___ Rows
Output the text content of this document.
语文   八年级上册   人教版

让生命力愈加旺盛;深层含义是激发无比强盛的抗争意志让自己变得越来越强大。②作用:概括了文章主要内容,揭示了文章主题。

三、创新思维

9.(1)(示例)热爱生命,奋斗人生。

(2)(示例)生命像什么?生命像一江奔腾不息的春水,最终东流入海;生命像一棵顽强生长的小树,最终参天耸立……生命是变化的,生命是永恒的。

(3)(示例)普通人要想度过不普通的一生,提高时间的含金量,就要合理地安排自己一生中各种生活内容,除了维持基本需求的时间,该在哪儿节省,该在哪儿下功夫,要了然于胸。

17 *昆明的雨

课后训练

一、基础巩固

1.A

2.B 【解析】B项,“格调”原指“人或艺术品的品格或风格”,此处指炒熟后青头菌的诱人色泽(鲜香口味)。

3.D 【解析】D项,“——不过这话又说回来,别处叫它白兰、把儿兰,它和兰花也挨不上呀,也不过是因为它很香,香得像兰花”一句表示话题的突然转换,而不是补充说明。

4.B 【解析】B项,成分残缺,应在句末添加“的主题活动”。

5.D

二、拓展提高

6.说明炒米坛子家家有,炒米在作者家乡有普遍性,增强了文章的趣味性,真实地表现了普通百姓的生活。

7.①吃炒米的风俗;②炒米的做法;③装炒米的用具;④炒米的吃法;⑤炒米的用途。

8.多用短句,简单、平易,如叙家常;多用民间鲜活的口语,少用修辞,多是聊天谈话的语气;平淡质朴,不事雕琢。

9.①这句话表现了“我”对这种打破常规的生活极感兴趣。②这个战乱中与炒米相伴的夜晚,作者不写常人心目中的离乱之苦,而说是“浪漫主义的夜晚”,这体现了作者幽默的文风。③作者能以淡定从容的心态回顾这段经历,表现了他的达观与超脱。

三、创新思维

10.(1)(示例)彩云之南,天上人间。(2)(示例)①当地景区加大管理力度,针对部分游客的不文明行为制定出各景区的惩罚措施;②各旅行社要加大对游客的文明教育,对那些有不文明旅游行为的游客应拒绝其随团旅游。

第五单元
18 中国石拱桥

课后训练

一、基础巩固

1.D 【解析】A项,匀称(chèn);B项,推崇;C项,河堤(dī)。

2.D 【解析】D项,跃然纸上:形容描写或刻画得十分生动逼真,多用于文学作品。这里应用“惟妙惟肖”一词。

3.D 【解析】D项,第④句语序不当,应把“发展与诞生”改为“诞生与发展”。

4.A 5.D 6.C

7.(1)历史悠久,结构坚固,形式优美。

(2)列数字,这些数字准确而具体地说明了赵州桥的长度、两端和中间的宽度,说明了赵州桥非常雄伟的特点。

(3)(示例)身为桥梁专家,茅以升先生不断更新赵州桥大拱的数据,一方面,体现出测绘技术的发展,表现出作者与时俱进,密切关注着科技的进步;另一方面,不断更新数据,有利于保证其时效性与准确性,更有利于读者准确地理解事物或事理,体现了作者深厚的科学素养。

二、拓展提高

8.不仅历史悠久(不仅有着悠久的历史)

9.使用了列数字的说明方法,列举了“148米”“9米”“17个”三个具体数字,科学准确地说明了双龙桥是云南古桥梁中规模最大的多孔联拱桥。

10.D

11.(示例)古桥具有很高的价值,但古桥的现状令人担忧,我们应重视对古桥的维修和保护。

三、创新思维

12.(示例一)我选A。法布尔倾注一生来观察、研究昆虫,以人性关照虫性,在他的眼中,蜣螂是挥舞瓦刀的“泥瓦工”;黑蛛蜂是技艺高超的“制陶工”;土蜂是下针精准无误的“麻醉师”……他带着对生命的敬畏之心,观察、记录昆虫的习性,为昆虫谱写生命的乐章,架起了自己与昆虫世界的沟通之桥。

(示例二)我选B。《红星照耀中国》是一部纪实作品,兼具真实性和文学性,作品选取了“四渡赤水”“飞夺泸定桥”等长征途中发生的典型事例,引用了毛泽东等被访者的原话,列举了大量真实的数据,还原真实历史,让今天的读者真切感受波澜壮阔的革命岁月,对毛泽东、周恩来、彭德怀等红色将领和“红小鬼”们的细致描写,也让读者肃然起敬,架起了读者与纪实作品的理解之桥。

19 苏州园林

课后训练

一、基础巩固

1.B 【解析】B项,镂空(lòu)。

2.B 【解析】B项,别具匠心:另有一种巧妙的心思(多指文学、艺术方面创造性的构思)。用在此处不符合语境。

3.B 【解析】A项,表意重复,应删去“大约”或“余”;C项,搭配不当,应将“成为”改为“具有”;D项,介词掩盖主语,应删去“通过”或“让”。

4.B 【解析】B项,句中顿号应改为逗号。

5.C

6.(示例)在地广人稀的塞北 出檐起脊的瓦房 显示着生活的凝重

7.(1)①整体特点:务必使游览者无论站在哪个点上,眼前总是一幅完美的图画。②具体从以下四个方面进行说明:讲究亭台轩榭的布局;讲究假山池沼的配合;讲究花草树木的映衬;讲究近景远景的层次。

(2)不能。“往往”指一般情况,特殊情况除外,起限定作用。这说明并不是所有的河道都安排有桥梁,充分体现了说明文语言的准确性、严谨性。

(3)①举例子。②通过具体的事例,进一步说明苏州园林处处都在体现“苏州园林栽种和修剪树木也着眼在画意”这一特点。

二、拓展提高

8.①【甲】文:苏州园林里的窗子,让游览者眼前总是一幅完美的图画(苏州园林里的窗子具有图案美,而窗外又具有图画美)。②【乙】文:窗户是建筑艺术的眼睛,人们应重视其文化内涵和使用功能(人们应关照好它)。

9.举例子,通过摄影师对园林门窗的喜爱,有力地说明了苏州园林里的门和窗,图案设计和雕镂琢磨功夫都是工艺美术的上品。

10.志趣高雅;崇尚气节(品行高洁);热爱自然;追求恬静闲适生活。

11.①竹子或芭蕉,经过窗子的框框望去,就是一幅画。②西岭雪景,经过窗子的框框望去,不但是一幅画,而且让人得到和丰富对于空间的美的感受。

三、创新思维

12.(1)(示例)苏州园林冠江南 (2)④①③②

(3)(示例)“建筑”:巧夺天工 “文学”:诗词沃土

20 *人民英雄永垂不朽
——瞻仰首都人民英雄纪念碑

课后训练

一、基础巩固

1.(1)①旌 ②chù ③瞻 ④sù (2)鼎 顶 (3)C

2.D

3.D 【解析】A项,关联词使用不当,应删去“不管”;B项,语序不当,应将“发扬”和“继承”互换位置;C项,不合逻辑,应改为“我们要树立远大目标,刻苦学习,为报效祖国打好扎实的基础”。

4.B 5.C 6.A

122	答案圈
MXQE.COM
______
Exercise prompt: Please reproduce each record precisely as written.

Response to the exercise:
Output the text content of this document.
语文   八年级上册   人教版

让生命力愈加旺盛;深层含义是激发无比强盛的抗争意志让自己变得越来越强大。②作用:概括了文章主要内容,揭示了文章主题。

三、创新思维

9.(1)(示例)热爱生命,奋斗人生。

(2)(示例)生命像什么?生命像一江奔腾不息的春水,最终东流入海;生命像一棵顽强生长的小树,最终参天耸立……生命是变化的,生命是永恒的。

(3)(示例)普通人要想度过不普通的一生,提高时间的含金量,就要合理地安排自己一生中各种生活内容,除了维持基本需求的时间,该在哪儿节省,该在哪儿下功夫,要了然于胸。

17 *昆明的雨

课后训练

一、基础巩固

1.A

2.B 【解析】B项,“格调”原指“人或艺术品的品格或风格”,此处指炒熟后青头菌的诱人色泽(鲜香口味)。

3.D 【解析】D项,“——不过这话又说回来,别处叫它白兰、把儿兰,它和兰花也挨不上呀,也不过是因为它很香,香得像兰花”一句表示话题的突然转换,而不是补充说明。

4.B 【解析】B项,成分残缺,应在句末添加“的主题活动”。

5.D

二、拓展提高

6.说明炒米坛子家家有,炒米在作者家乡有普遍性,增强了文章的趣味性,真实地表现了普通百姓的生活。

7.①吃炒米的风俗;②炒米的做法;③装炒米的用具;④炒米的吃法;⑤炒米的用途。

8.多用短句,简单、平易,如叙家常;多用民间鲜活的口语,少用修辞,多是聊天谈话的语气;平淡质朴,不事雕琢。

9.①这句话表现了“我”对这种打破常规的生活极感兴趣。②这个战乱中与炒米相伴的夜晚,作者不写常人心目中的离乱之苦,而说是“浪漫主义的夜晚”,这体现了作者幽默的文风。③作者能以淡定从容的心态回顾这段经历,表现了他的达观与超脱。

三、创新思维

10.(1)(示例)彩云之南,天上人间。(2)(示例)①当地景区加大管理力度,针对部分游客的不文明行为制定出各景区的惩罚措施;②各旅行社要加大对游客的文明教育,对那些有不文明旅游行为的游客应拒绝其随团旅游。

第五单元
18 中国石拱桥

课后训练

一、基础巩固

1.D 【解析】A项,匀称(chèn);B项,推崇;C项,河堤(dī)。

2.D 【解析】D项,跃然纸上:形容描写或刻画得十分生动逼真,多用于文学作品。这里应用“惟妙惟肖”一词。

3.D 【解析】D项,第④句语序不当,应把“发展与诞生”改为“诞生与发展”。

4.A 5.D 6.C

7.(1)历史悠久,结构坚固,形式优美。

(2)列数字,这些数字准确而具体地说明了赵州桥的长度、两端和中间的宽度,说明了赵州桥非常雄伟的特点。

(3)(示例)身为桥梁专家,茅以升先生不断更新赵州桥大拱的数据,一方面,体现出测绘技术的发展,表现出作者与时俱进,密切关注着科技的进步;另一方面,不断更新数据,有利于保证其时效性与准确性,更有利于读者准确地理解事物或事理,体现了作者深厚的科学素养。

二、拓展提高

8.不仅历史悠久(不仅有着悠久的历史)

9.使用了列数字的说明方法,列举了“148米”“9米”“17个”三个具体数字,科学准确地说明了双龙桥是云南古桥梁中规模最大的多孔联拱桥。

10.D

11.(示例)古桥具有很高的价值,但古桥的现状令人担忧,我们应重视对古桥的维修和保护。

三、创新思维

12.(示例一)我选A。法布尔倾注一生来观察、研究昆虫,以人性关照虫性,在他的眼中,蜣螂是挥舞瓦刀的“泥瓦工”;黑蛛蜂是技艺高超的“制陶工”;土蜂是下针精准无误的“麻醉师”……他带着对生命的敬畏之心,观察、记录昆虫的习性,为昆虫谱写生命的乐章,架起了自己与昆虫世界的沟通之桥。

(示例二)我选B。《红星照耀中国》是一部纪实作品,兼具真实性和文学性,作品选取了“四渡赤水”“飞夺泸定桥”等长征途中发生的典型事例,引用了毛泽东等被访者的原话,列举了大量真实的数据,还原真实历史,让今天的读者真切感受波澜壮阔的革命岁月,对毛泽东、周恩来、彭德怀等红色将领和“红小鬼”们的细致描写,也让读者肃然起敬,架起了读者与纪实作品的理解之桥。

19 苏州园林

课后训练

一、基础巩固

1.B 【解析】B项,镂空(lòu)。

2.B 【解析】B项,别具匠心:另有一种巧妙的心思(多指文学、艺术方面创造性的构思)。用在此处不符合语境。

3.B 【解析】A项,表意重复,应删去“大约”或“余”;C项,搭配不当,应将“成为”改为“具有”;D项,介词掩盖主语,应删去“通过”或“让”。

4.B 【解析】B项,句中顿号应改为逗号。

5.C

6.(示例)在地广人稀的塞北 出檐起脊的瓦房 显示着生活的凝重

7.(1)①整体特点:务必使游览者无论站在哪个点上,眼前总是一幅完美的图画。②具体从以下四个方面进行说明:讲究亭台轩榭的布局;讲究假山池沼的配合;讲究花草树木的映衬;讲究近景远景的层次。

(2)不能。“往往”指一般情况,特殊情况除外,起限定作用。这说明并不是所有的河道都安排有桥梁,充分体现了说明文语言的准确性、严谨性。

(3)①举例子。②通过具体的事例,进一步说明苏州园林处处都在体现“苏州园林栽种和修剪树木也着眼在画意”这一特点。

二、拓展提高

8.①【甲】文:苏州园林里的窗子,让游览者眼前总是一幅完美的图画(苏州园林里的窗子具有图案美,而窗外又具有图画美)。②【乙】文:窗户是建筑艺术的眼睛,人们应重视其文化内涵和使用功能(人们应关照好它)。

9.举例子,通过摄影师对园林门窗的喜爱,有力地说明了苏州园林里的门和窗,图案设计和雕镂琢磨功夫都是工艺美术的上品。

10.志趣高雅;崇尚气节(品行高洁);热爱自然;追求恬静闲适生活。

11.①竹子或芭蕉,经过窗子的框框望去,就是一幅画。②西岭雪景,经过窗子的框框望去,不但是一幅画,而且让人得到和丰富对于空间的美的感受。

三、创新思维

12.(1)(示例)苏州园林冠江南 (2)④①③②

(3)(示例)“建筑”:巧夺天工 “文学”:诗词沃土

20 *人民英雄永垂不朽
——瞻仰首都人民英雄纪念碑

课后训练

一、基础巩固

1.(1)①旌 ②chù ③瞻 ④sù (2)鼎 顶 (3)C

2.D

3.D 【解析】A项,关联词使用不当,应删去“不管”;B项,语序不当,应将“发扬”和“继承”互换位置;C项,不合逻辑,应改为“我们要树立远大目标,刻苦学习,为报效祖国打好扎实的基础”。

4.B 5.C 6.A

122	答案圈
MXQE.COM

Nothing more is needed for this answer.